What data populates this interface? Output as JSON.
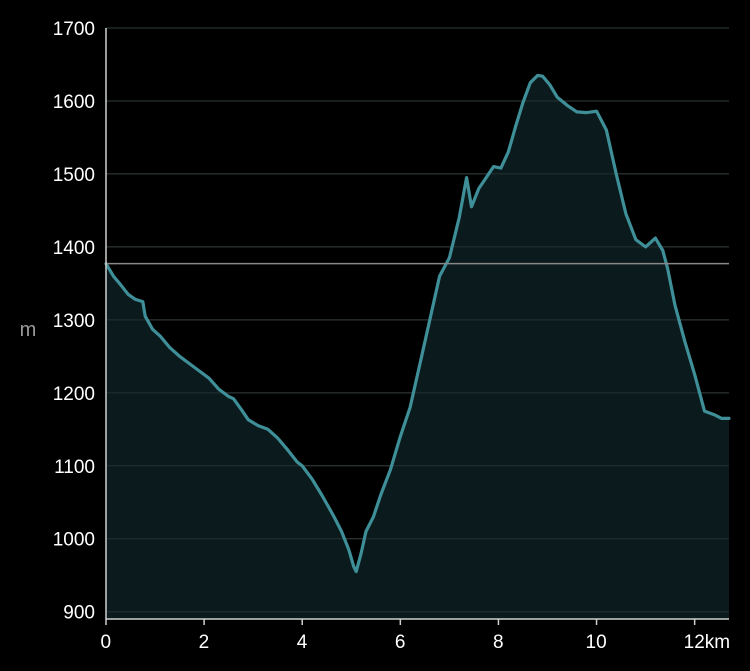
{
  "chart_data": {
    "type": "area",
    "ylabel": "m",
    "x_unit": "km",
    "xlim": [
      0,
      12.7
    ],
    "ylim": [
      890,
      1700
    ],
    "y_ticks": [
      900,
      1000,
      1100,
      1200,
      1300,
      1400,
      1500,
      1600,
      1700
    ],
    "y_tick_labels": [
      "900",
      "1000",
      "1100",
      "1200",
      "1300",
      "1400",
      "1500",
      "1600",
      "1700"
    ],
    "x_ticks": [
      0,
      2,
      4,
      6,
      8,
      10,
      12
    ],
    "x_tick_labels": [
      "0",
      "2",
      "4",
      "6",
      "8",
      "10",
      "12km"
    ],
    "reference_line": 1377,
    "grid": true,
    "colors": {
      "line": "#3f8f98",
      "fill": "#0b1b1d",
      "grid": "#3a3a3a",
      "reference": "#888888",
      "text": "#ffffff",
      "ylabel": "#9a9a9a"
    },
    "series": [
      {
        "x": [
          0,
          0.15,
          0.3,
          0.45,
          0.6,
          0.75,
          0.8,
          0.95,
          1.1,
          1.3,
          1.5,
          1.7,
          1.9,
          2.1,
          2.3,
          2.5,
          2.6,
          2.75,
          2.9,
          3.1,
          3.3,
          3.5,
          3.7,
          3.9,
          4.0,
          4.2,
          4.4,
          4.55,
          4.65,
          4.8,
          4.95,
          5.05,
          5.1,
          5.2,
          5.3,
          5.45,
          5.6,
          5.8,
          6.0,
          6.2,
          6.4,
          6.6,
          6.8,
          7.0,
          7.2,
          7.35,
          7.45,
          7.6,
          7.75,
          7.9,
          8.05,
          8.2,
          8.35,
          8.5,
          8.65,
          8.8,
          8.9,
          9.05,
          9.2,
          9.4,
          9.6,
          9.8,
          10.0,
          10.2,
          10.4,
          10.6,
          10.8,
          11.0,
          11.2,
          11.35,
          11.45,
          11.6,
          11.8,
          12.0,
          12.2,
          12.4,
          12.55,
          12.7
        ],
        "values": [
          1377,
          1360,
          1348,
          1335,
          1328,
          1325,
          1305,
          1287,
          1278,
          1262,
          1250,
          1240,
          1230,
          1220,
          1205,
          1195,
          1192,
          1178,
          1163,
          1155,
          1150,
          1138,
          1122,
          1105,
          1100,
          1082,
          1060,
          1042,
          1030,
          1010,
          985,
          962,
          955,
          980,
          1010,
          1030,
          1060,
          1095,
          1140,
          1180,
          1240,
          1300,
          1360,
          1385,
          1440,
          1495,
          1455,
          1480,
          1495,
          1510,
          1508,
          1530,
          1565,
          1598,
          1625,
          1635,
          1634,
          1622,
          1605,
          1594,
          1585,
          1584,
          1586,
          1560,
          1500,
          1445,
          1410,
          1400,
          1412,
          1395,
          1370,
          1320,
          1270,
          1225,
          1175,
          1170,
          1165,
          1165
        ]
      }
    ]
  }
}
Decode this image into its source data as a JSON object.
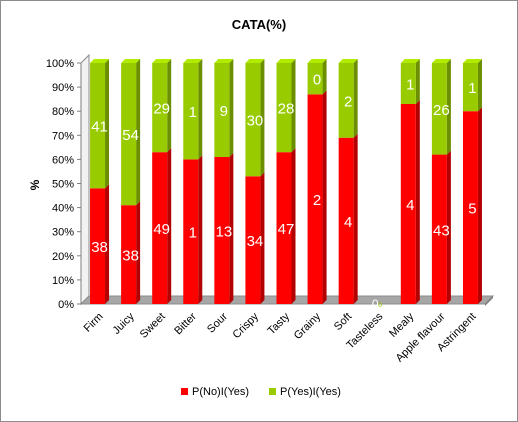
{
  "chart_data": {
    "type": "bar",
    "stacked": true,
    "percent_stacked": true,
    "title": "CATA(%)",
    "xlabel": "",
    "ylabel": "%",
    "ylim": [
      0,
      100
    ],
    "y_ticks": [
      "0%",
      "10%",
      "20%",
      "30%",
      "40%",
      "50%",
      "60%",
      "70%",
      "80%",
      "90%",
      "100%"
    ],
    "grid": false,
    "legend_position": "bottom",
    "categories": [
      "Firm",
      "Juicy",
      "Sweet",
      "Bitter",
      "Sour",
      "Crispy",
      "Tasty",
      "Grainy",
      "Soft",
      "Tasteless",
      "Mealy",
      "Apple flavour",
      "Astringent"
    ],
    "series": [
      {
        "name": "P(No)I(Yes)",
        "color": "#ff0000",
        "values": [
          38,
          38,
          49,
          1,
          13,
          34,
          47,
          2,
          4,
          0,
          4,
          43,
          5
        ],
        "percent": [
          48,
          41,
          63,
          60,
          61,
          53,
          63,
          87,
          69,
          0,
          83,
          62,
          80
        ]
      },
      {
        "name": "P(Yes)I(Yes)",
        "color": "#99cc00",
        "values": [
          41,
          54,
          29,
          1,
          9,
          30,
          28,
          0,
          2,
          0,
          1,
          26,
          1
        ],
        "percent": [
          52,
          59,
          37,
          40,
          39,
          47,
          37,
          13,
          31,
          0,
          17,
          38,
          20
        ]
      }
    ]
  }
}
• • •
OBJECTIVE – State the count of lines holding the string "JSON" in the listing above, and nothing else.

ANSWER – 2